## start Dataset records

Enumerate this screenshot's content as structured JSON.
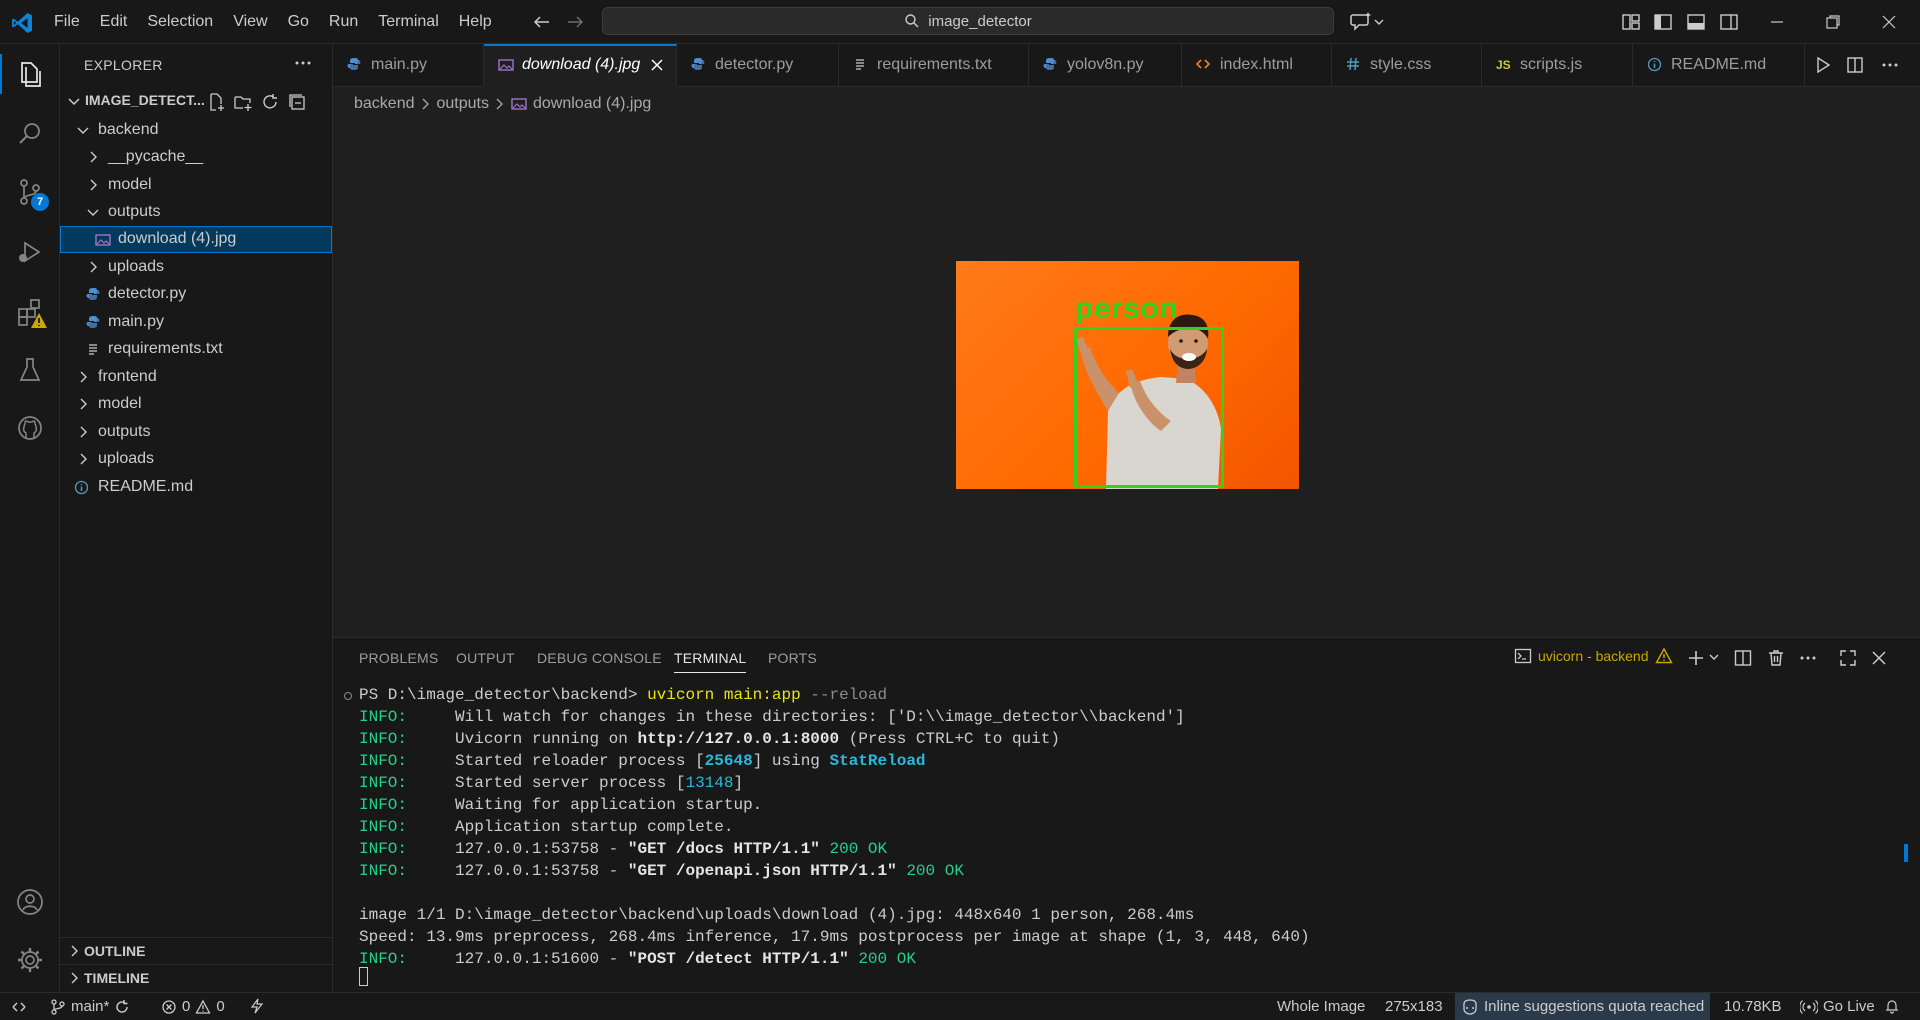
{
  "menu": [
    "File",
    "Edit",
    "Selection",
    "View",
    "Go",
    "Run",
    "Terminal",
    "Help"
  ],
  "command_center": {
    "text": "image_detector"
  },
  "activity": {
    "scm_badge": "7"
  },
  "sidebar": {
    "title": "EXPLORER",
    "folder": "IMAGE_DETECT...",
    "tree": [
      {
        "label": "backend",
        "kind": "folder-open"
      },
      {
        "label": "__pycache__",
        "kind": "folder"
      },
      {
        "label": "model",
        "kind": "folder"
      },
      {
        "label": "outputs",
        "kind": "folder-open"
      },
      {
        "label": "download (4).jpg",
        "kind": "image",
        "selected": true
      },
      {
        "label": "uploads",
        "kind": "folder"
      },
      {
        "label": "detector.py",
        "kind": "python"
      },
      {
        "label": "main.py",
        "kind": "python"
      },
      {
        "label": "requirements.txt",
        "kind": "text"
      },
      {
        "label": "frontend",
        "kind": "folder"
      },
      {
        "label": "model",
        "kind": "folder"
      },
      {
        "label": "outputs",
        "kind": "folder"
      },
      {
        "label": "uploads",
        "kind": "folder"
      },
      {
        "label": "README.md",
        "kind": "info"
      }
    ],
    "outline": "OUTLINE",
    "timeline": "TIMELINE"
  },
  "tabs": [
    {
      "label": "main.py",
      "icon": "python-icon"
    },
    {
      "label": "download (4).jpg",
      "icon": "image-icon",
      "active": true
    },
    {
      "label": "detector.py",
      "icon": "python-icon"
    },
    {
      "label": "requirements.txt",
      "icon": "text-file-icon"
    },
    {
      "label": "yolov8n.py",
      "icon": "python-icon"
    },
    {
      "label": "index.html",
      "icon": "html-icon"
    },
    {
      "label": "style.css",
      "icon": "css-icon"
    },
    {
      "label": "scripts.js",
      "icon": "js-icon"
    },
    {
      "label": "README.md",
      "icon": "info-icon"
    }
  ],
  "breadcrumb": {
    "part1": "backend",
    "part2": "outputs",
    "file": "download (4).jpg"
  },
  "preview": {
    "detection_label": "person"
  },
  "panel": {
    "tabs": [
      "PROBLEMS",
      "OUTPUT",
      "DEBUG CONSOLE",
      "TERMINAL",
      "PORTS"
    ],
    "active_tab": "TERMINAL",
    "terminal_name": "uvicorn - backend"
  },
  "terminal": {
    "prompt": "PS D:\\image_detector\\backend>",
    "cmd": "uvicorn main:app",
    "cmd_flag": "--reload",
    "info": "INFO:",
    "l1": "Will watch for changes in these directories: ['D:\\\\image_detector\\\\backend']",
    "l2_a": "Uvicorn running on ",
    "l2_url": "http://127.0.0.1:8000",
    "l2_b": " (Press CTRL+C to quit)",
    "l3_a": "Started reloader process [",
    "l3_pid": "25648",
    "l3_b": "] using ",
    "l3_c": "StatReload",
    "l4_a": "Started server process [",
    "l4_pid": "13148",
    "l4_b": "]",
    "l5": "Waiting for application startup.",
    "l6": "Application startup complete.",
    "l7_a": "127.0.0.1:53758 - ",
    "l7_req": "\"GET /docs HTTP/1.1\"",
    "l7_status": "200 OK",
    "l8_a": "127.0.0.1:53758 - ",
    "l8_req": "\"GET /openapi.json HTTP/1.1\"",
    "l8_status": "200 OK",
    "l9": "image 1/1 D:\\image_detector\\backend\\uploads\\download (4).jpg: 448x640 1 person, 268.4ms",
    "l10": "Speed: 13.9ms preprocess, 268.4ms inference, 17.9ms postprocess per image at shape (1, 3, 448, 640)",
    "l11_a": "127.0.0.1:51600 - ",
    "l11_req": "\"POST /detect HTTP/1.1\"",
    "l11_status": "200 OK"
  },
  "status": {
    "branch": "main*",
    "errors": "0",
    "warnings": "0",
    "zoom": "Whole Image",
    "dimensions": "275x183",
    "quota": "Inline suggestions quota reached",
    "size": "10.78KB",
    "golive": "Go Live"
  },
  "colors": {
    "accent": "#0078d4",
    "detection": "#33d11e",
    "image_bg": "#ff6a00"
  }
}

## end Dataset records

Write out every line above exactly as it is, leaving out the pictures.

Exercise result ▸
Enumerate this screenshot's content as structured JSON.
{
  "menu": [
    "File",
    "Edit",
    "Selection",
    "View",
    "Go",
    "Run",
    "Terminal",
    "Help"
  ],
  "command_center": {
    "text": "image_detector"
  },
  "activity": {
    "scm_badge": "7"
  },
  "sidebar": {
    "title": "EXPLORER",
    "folder": "IMAGE_DETECT...",
    "tree": [
      {
        "label": "backend",
        "kind": "folder-open"
      },
      {
        "label": "__pycache__",
        "kind": "folder"
      },
      {
        "label": "model",
        "kind": "folder"
      },
      {
        "label": "outputs",
        "kind": "folder-open"
      },
      {
        "label": "download (4).jpg",
        "kind": "image",
        "selected": true
      },
      {
        "label": "uploads",
        "kind": "folder"
      },
      {
        "label": "detector.py",
        "kind": "python"
      },
      {
        "label": "main.py",
        "kind": "python"
      },
      {
        "label": "requirements.txt",
        "kind": "text"
      },
      {
        "label": "frontend",
        "kind": "folder"
      },
      {
        "label": "model",
        "kind": "folder"
      },
      {
        "label": "outputs",
        "kind": "folder"
      },
      {
        "label": "uploads",
        "kind": "folder"
      },
      {
        "label": "README.md",
        "kind": "info"
      }
    ],
    "outline": "OUTLINE",
    "timeline": "TIMELINE"
  },
  "tabs": [
    {
      "label": "main.py",
      "icon": "python-icon"
    },
    {
      "label": "download (4).jpg",
      "icon": "image-icon",
      "active": true
    },
    {
      "label": "detector.py",
      "icon": "python-icon"
    },
    {
      "label": "requirements.txt",
      "icon": "text-file-icon"
    },
    {
      "label": "yolov8n.py",
      "icon": "python-icon"
    },
    {
      "label": "index.html",
      "icon": "html-icon"
    },
    {
      "label": "style.css",
      "icon": "css-icon"
    },
    {
      "label": "scripts.js",
      "icon": "js-icon"
    },
    {
      "label": "README.md",
      "icon": "info-icon"
    }
  ],
  "breadcrumb": {
    "part1": "backend",
    "part2": "outputs",
    "file": "download (4).jpg"
  },
  "preview": {
    "detection_label": "person"
  },
  "panel": {
    "tabs": [
      "PROBLEMS",
      "OUTPUT",
      "DEBUG CONSOLE",
      "TERMINAL",
      "PORTS"
    ],
    "active_tab": "TERMINAL",
    "terminal_name": "uvicorn - backend"
  },
  "terminal": {
    "prompt": "PS D:\\image_detector\\backend>",
    "cmd": "uvicorn main:app",
    "cmd_flag": "--reload",
    "info": "INFO:",
    "l1": "Will watch for changes in these directories: ['D:\\\\image_detector\\\\backend']",
    "l2_a": "Uvicorn running on ",
    "l2_url": "http://127.0.0.1:8000",
    "l2_b": " (Press CTRL+C to quit)",
    "l3_a": "Started reloader process [",
    "l3_pid": "25648",
    "l3_b": "] using ",
    "l3_c": "StatReload",
    "l4_a": "Started server process [",
    "l4_pid": "13148",
    "l4_b": "]",
    "l5": "Waiting for application startup.",
    "l6": "Application startup complete.",
    "l7_a": "127.0.0.1:53758 - ",
    "l7_req": "\"GET /docs HTTP/1.1\"",
    "l7_status": "200 OK",
    "l8_a": "127.0.0.1:53758 - ",
    "l8_req": "\"GET /openapi.json HTTP/1.1\"",
    "l8_status": "200 OK",
    "l9": "image 1/1 D:\\image_detector\\backend\\uploads\\download (4).jpg: 448x640 1 person, 268.4ms",
    "l10": "Speed: 13.9ms preprocess, 268.4ms inference, 17.9ms postprocess per image at shape (1, 3, 448, 640)",
    "l11_a": "127.0.0.1:51600 - ",
    "l11_req": "\"POST /detect HTTP/1.1\"",
    "l11_status": "200 OK"
  },
  "status": {
    "branch": "main*",
    "errors": "0",
    "warnings": "0",
    "zoom": "Whole Image",
    "dimensions": "275x183",
    "quota": "Inline suggestions quota reached",
    "size": "10.78KB",
    "golive": "Go Live"
  },
  "colors": {
    "accent": "#0078d4",
    "detection": "#33d11e",
    "image_bg": "#ff6a00"
  }
}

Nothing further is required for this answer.